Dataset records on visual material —
>> BEGIN

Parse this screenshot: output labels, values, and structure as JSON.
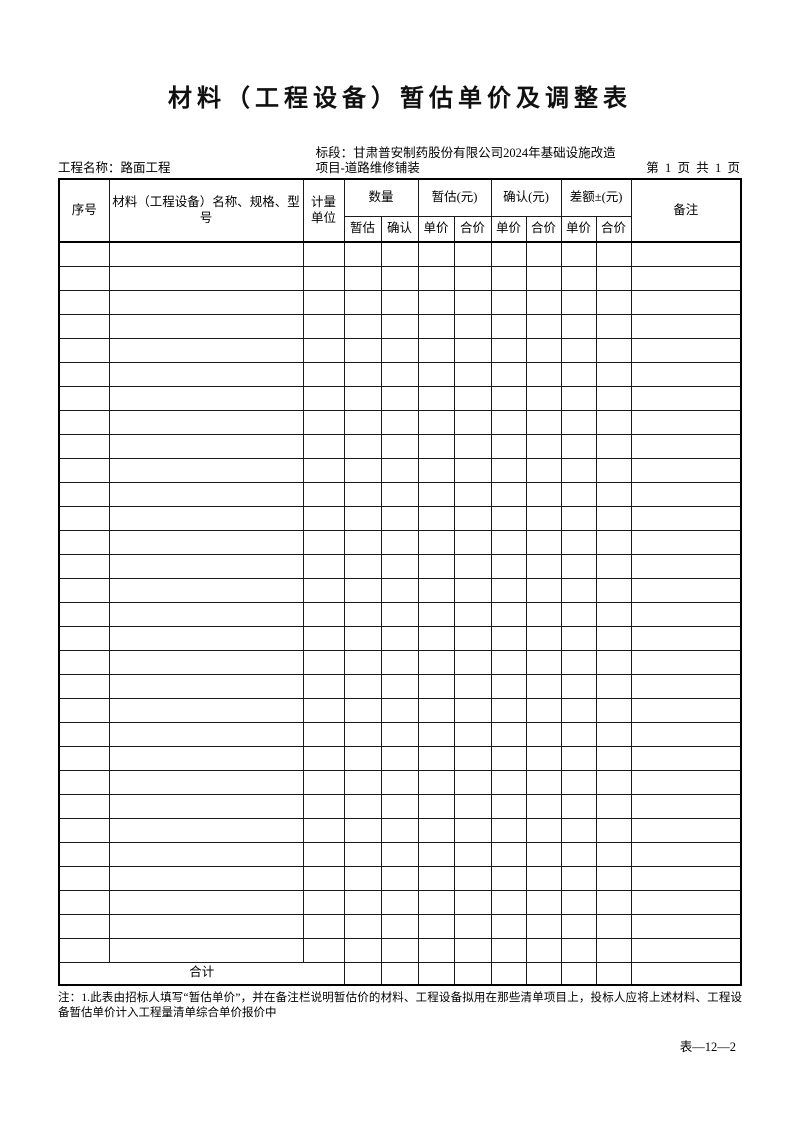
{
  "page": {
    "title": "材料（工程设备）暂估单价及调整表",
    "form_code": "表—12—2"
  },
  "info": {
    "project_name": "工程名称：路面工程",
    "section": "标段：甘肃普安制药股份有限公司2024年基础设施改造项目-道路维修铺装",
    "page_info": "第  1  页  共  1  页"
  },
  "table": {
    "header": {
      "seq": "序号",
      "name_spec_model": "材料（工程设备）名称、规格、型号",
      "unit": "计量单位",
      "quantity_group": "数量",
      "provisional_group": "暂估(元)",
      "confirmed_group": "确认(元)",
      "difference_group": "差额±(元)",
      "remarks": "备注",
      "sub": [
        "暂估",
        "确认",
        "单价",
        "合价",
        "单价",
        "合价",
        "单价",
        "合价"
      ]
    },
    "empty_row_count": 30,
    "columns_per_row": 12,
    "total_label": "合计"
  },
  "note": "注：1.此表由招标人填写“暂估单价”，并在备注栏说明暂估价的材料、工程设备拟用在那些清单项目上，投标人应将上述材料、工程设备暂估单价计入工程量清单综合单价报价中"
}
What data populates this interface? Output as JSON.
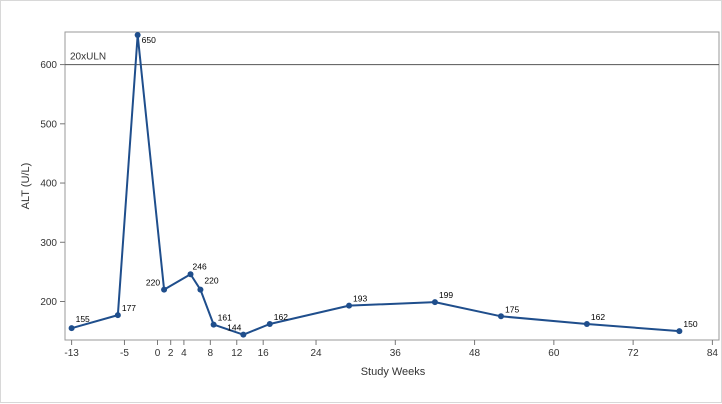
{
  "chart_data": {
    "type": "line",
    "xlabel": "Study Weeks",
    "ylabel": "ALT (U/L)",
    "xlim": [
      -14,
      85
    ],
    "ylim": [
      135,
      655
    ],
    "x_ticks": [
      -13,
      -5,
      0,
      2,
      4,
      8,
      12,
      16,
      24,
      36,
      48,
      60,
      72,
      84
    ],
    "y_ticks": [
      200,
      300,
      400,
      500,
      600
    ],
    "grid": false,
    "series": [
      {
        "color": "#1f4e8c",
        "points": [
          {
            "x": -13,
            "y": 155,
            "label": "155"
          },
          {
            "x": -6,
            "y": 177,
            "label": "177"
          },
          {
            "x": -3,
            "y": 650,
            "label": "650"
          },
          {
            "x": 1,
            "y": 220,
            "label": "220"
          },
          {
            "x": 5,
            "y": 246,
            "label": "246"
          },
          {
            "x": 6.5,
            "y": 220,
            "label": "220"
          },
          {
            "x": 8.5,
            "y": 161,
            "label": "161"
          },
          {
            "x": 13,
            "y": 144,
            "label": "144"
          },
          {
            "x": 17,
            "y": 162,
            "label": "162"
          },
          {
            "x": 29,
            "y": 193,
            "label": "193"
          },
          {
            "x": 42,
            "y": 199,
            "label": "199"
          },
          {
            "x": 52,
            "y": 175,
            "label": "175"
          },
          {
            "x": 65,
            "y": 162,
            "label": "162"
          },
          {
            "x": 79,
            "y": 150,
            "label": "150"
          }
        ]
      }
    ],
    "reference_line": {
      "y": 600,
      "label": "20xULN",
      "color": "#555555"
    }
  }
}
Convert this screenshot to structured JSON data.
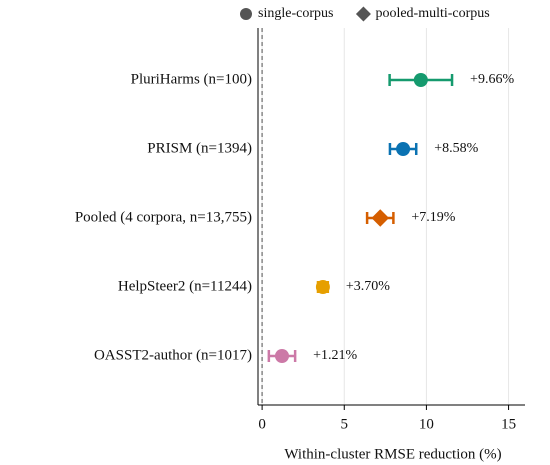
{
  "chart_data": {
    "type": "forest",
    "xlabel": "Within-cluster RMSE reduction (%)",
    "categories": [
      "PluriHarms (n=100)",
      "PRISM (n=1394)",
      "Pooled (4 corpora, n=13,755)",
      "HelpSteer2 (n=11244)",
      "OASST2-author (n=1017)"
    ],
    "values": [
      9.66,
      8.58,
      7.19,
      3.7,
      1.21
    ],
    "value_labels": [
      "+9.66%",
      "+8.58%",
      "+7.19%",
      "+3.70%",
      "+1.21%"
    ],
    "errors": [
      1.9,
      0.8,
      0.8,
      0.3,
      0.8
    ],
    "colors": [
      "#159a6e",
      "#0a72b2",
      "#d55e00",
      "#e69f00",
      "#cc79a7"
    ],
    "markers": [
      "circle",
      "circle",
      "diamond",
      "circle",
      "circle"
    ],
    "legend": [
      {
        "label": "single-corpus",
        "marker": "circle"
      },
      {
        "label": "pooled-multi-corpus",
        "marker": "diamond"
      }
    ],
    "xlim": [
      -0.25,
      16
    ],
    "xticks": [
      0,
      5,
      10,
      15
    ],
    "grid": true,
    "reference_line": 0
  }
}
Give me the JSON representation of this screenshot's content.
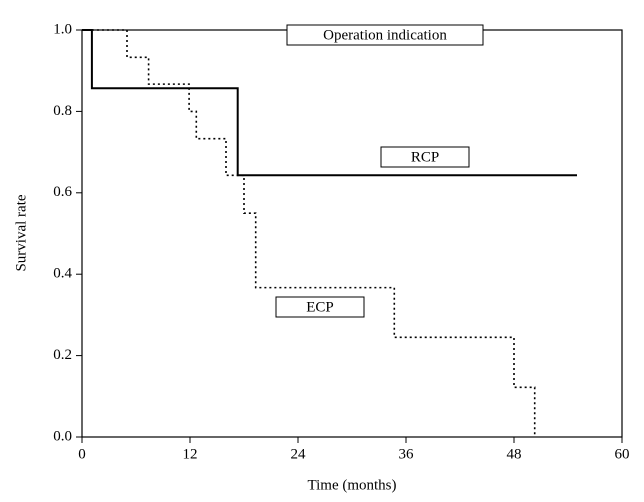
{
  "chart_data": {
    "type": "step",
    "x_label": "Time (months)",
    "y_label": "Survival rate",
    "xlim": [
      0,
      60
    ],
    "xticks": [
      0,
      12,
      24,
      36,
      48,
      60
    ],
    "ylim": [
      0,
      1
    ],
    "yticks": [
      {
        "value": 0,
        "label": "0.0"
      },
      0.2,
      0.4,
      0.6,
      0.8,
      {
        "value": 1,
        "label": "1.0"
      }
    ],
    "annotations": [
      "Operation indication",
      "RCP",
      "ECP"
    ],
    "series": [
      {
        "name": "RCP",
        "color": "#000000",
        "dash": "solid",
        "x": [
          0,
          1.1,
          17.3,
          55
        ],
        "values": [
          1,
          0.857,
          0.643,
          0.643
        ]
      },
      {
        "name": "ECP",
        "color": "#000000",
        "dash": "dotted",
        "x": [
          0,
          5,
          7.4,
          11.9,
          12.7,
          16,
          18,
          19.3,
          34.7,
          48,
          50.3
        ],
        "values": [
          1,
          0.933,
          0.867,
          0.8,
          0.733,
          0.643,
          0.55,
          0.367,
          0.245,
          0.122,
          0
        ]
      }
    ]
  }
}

>> END

DO THIS —
Transcribe all of the records above character for character. Exclude the pictures.

PROBLEM SOLUTION —
Parse this screenshot: output labels, values, and structure as JSON.
{
  "page": {
    "title": "材料（工程设备）暂估单价及调整表",
    "form_code": "表—12—2"
  },
  "info": {
    "project_name": "工程名称：路面工程",
    "section": "标段：甘肃普安制药股份有限公司2024年基础设施改造项目-道路维修铺装",
    "page_info": "第  1  页  共  1  页"
  },
  "table": {
    "header": {
      "seq": "序号",
      "name_spec_model": "材料（工程设备）名称、规格、型号",
      "unit": "计量单位",
      "quantity_group": "数量",
      "provisional_group": "暂估(元)",
      "confirmed_group": "确认(元)",
      "difference_group": "差额±(元)",
      "remarks": "备注",
      "sub": [
        "暂估",
        "确认",
        "单价",
        "合价",
        "单价",
        "合价",
        "单价",
        "合价"
      ]
    },
    "empty_row_count": 30,
    "columns_per_row": 12,
    "total_label": "合计"
  },
  "note": "注：1.此表由招标人填写“暂估单价”，并在备注栏说明暂估价的材料、工程设备拟用在那些清单项目上，投标人应将上述材料、工程设备暂估单价计入工程量清单综合单价报价中"
}
What data populates this interface? Output as JSON.
{
  "chart_data": {
    "type": "line",
    "xlabel": "Study Weeks",
    "ylabel": "ALT (U/L)",
    "xlim": [
      -14,
      85
    ],
    "ylim": [
      135,
      655
    ],
    "x_ticks": [
      -13,
      -5,
      0,
      2,
      4,
      8,
      12,
      16,
      24,
      36,
      48,
      60,
      72,
      84
    ],
    "y_ticks": [
      200,
      300,
      400,
      500,
      600
    ],
    "grid": false,
    "series": [
      {
        "color": "#1f4e8c",
        "points": [
          {
            "x": -13,
            "y": 155,
            "label": "155"
          },
          {
            "x": -6,
            "y": 177,
            "label": "177"
          },
          {
            "x": -3,
            "y": 650,
            "label": "650"
          },
          {
            "x": 1,
            "y": 220,
            "label": "220"
          },
          {
            "x": 5,
            "y": 246,
            "label": "246"
          },
          {
            "x": 6.5,
            "y": 220,
            "label": "220"
          },
          {
            "x": 8.5,
            "y": 161,
            "label": "161"
          },
          {
            "x": 13,
            "y": 144,
            "label": "144"
          },
          {
            "x": 17,
            "y": 162,
            "label": "162"
          },
          {
            "x": 29,
            "y": 193,
            "label": "193"
          },
          {
            "x": 42,
            "y": 199,
            "label": "199"
          },
          {
            "x": 52,
            "y": 175,
            "label": "175"
          },
          {
            "x": 65,
            "y": 162,
            "label": "162"
          },
          {
            "x": 79,
            "y": 150,
            "label": "150"
          }
        ]
      }
    ],
    "reference_line": {
      "y": 600,
      "label": "20xULN",
      "color": "#555555"
    }
  }
}
Convert this screenshot to structured JSON data.
{
  "chart_data": {
    "type": "forest",
    "xlabel": "Within-cluster RMSE reduction (%)",
    "categories": [
      "PluriHarms (n=100)",
      "PRISM (n=1394)",
      "Pooled (4 corpora, n=13,755)",
      "HelpSteer2 (n=11244)",
      "OASST2-author (n=1017)"
    ],
    "values": [
      9.66,
      8.58,
      7.19,
      3.7,
      1.21
    ],
    "value_labels": [
      "+9.66%",
      "+8.58%",
      "+7.19%",
      "+3.70%",
      "+1.21%"
    ],
    "errors": [
      1.9,
      0.8,
      0.8,
      0.3,
      0.8
    ],
    "colors": [
      "#159a6e",
      "#0a72b2",
      "#d55e00",
      "#e69f00",
      "#cc79a7"
    ],
    "markers": [
      "circle",
      "circle",
      "diamond",
      "circle",
      "circle"
    ],
    "legend": [
      {
        "label": "single-corpus",
        "marker": "circle"
      },
      {
        "label": "pooled-multi-corpus",
        "marker": "diamond"
      }
    ],
    "xlim": [
      -0.25,
      16
    ],
    "xticks": [
      0,
      5,
      10,
      15
    ],
    "grid": true,
    "reference_line": 0
  }
}
Give me the JSON representation of this screenshot's content.
{
  "chart_data": {
    "type": "step",
    "x_label": "Time (months)",
    "y_label": "Survival rate",
    "xlim": [
      0,
      60
    ],
    "xticks": [
      0,
      12,
      24,
      36,
      48,
      60
    ],
    "ylim": [
      0,
      1
    ],
    "yticks": [
      {
        "value": 0,
        "label": "0.0"
      },
      0.2,
      0.4,
      0.6,
      0.8,
      {
        "value": 1,
        "label": "1.0"
      }
    ],
    "annotations": [
      "Operation indication",
      "RCP",
      "ECP"
    ],
    "series": [
      {
        "name": "RCP",
        "color": "#000000",
        "dash": "solid",
        "x": [
          0,
          1.1,
          17.3,
          55
        ],
        "values": [
          1,
          0.857,
          0.643,
          0.643
        ]
      },
      {
        "name": "ECP",
        "color": "#000000",
        "dash": "dotted",
        "x": [
          0,
          5,
          7.4,
          11.9,
          12.7,
          16,
          18,
          19.3,
          34.7,
          48,
          50.3
        ],
        "values": [
          1,
          0.933,
          0.867,
          0.8,
          0.733,
          0.643,
          0.55,
          0.367,
          0.245,
          0.122,
          0
        ]
      }
    ]
  }
}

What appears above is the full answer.